**EXERCISE DETAILS**
Count how many lines below contain the word "مهارات", then give that number alone.
::::
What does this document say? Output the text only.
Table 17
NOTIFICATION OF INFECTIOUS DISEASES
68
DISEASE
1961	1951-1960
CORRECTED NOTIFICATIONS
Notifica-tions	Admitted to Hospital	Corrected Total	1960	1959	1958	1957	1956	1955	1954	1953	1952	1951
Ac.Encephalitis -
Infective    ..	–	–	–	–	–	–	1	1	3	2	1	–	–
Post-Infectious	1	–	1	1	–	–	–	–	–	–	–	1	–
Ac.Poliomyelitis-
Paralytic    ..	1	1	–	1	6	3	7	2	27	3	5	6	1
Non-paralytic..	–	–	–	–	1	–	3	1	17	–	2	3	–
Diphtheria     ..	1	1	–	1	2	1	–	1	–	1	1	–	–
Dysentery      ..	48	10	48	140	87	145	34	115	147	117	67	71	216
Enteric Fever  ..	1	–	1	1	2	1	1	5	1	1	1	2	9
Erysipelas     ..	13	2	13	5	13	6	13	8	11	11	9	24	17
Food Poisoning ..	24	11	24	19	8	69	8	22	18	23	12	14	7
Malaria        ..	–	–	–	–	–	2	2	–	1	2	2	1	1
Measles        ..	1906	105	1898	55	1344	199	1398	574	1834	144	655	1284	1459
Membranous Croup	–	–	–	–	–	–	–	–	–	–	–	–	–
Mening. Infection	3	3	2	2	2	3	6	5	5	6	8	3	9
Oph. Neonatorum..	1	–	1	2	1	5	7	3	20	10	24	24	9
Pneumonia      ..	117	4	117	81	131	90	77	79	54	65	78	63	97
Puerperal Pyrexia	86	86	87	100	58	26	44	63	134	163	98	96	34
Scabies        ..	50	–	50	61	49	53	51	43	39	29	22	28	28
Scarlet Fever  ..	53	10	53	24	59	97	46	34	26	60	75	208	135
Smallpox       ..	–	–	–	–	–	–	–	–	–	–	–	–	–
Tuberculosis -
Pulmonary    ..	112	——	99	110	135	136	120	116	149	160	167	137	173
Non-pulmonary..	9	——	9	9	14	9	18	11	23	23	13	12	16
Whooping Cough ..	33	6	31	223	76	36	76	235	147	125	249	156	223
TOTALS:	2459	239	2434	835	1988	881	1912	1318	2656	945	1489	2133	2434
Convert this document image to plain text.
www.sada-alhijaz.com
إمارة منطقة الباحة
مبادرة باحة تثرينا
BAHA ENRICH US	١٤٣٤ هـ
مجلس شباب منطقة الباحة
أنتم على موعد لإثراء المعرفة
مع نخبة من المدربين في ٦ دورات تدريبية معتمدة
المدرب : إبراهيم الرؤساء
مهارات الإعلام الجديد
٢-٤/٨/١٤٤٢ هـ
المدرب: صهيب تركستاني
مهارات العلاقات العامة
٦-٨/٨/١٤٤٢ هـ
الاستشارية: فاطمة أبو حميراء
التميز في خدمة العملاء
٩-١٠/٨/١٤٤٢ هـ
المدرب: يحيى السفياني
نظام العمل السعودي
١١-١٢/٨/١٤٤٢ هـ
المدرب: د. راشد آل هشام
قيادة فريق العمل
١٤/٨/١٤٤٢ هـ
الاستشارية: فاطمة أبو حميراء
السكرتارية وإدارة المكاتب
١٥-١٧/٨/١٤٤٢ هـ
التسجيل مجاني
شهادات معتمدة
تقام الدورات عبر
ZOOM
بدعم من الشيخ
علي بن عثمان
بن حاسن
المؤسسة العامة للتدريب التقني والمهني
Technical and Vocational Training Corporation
::::
**TASK ANSWER**
2